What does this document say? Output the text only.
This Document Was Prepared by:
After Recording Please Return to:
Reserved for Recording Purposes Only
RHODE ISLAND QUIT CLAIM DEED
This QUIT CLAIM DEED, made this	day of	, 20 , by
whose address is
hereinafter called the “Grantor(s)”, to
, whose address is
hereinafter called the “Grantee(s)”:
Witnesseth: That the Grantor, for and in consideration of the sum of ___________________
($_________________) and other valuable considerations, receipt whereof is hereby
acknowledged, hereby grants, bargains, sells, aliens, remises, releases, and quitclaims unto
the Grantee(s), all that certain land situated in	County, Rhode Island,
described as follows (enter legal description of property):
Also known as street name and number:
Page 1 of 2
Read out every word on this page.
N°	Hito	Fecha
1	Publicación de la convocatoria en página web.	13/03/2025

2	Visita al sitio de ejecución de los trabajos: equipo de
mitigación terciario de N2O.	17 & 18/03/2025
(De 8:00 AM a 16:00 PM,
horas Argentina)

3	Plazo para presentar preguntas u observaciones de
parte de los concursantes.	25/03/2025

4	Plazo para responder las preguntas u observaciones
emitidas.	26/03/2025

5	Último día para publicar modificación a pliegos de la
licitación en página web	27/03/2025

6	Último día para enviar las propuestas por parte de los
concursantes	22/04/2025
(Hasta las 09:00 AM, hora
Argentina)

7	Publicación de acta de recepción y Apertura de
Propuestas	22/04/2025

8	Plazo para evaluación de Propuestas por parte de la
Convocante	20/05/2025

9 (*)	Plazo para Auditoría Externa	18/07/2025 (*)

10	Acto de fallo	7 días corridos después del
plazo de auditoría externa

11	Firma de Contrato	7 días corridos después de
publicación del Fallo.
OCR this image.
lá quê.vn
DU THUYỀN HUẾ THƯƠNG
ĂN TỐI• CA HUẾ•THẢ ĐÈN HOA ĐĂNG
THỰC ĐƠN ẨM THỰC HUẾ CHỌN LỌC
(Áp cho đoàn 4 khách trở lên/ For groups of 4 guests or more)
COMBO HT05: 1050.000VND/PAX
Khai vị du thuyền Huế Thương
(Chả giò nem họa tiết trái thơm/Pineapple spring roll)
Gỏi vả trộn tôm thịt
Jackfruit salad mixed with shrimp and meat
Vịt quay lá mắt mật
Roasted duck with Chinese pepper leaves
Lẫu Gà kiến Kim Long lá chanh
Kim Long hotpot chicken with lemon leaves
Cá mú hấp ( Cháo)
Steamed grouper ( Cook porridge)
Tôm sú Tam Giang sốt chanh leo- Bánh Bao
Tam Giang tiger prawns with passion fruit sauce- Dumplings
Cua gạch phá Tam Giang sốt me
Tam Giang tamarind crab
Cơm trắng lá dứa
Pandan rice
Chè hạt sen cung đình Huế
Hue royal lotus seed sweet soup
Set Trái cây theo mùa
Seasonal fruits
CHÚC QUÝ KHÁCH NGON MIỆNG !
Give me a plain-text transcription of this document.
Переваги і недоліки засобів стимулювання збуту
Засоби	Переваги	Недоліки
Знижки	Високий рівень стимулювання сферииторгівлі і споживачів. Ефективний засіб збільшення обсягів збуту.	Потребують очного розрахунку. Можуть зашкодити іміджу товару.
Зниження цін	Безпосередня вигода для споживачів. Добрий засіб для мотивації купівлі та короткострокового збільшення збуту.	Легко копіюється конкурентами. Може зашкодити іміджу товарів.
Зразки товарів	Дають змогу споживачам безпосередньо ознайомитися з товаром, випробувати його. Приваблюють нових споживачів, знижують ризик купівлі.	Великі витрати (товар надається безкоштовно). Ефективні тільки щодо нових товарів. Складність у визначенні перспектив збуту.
^^^^^^^^^^^^^^^^
→ **Aim**
In the records, locate each line holding the string "página" and copy it.

→ **Response below**
1	Publicación de la convocatoria en página web.	13/03/2025
licitación en página web	27/03/2025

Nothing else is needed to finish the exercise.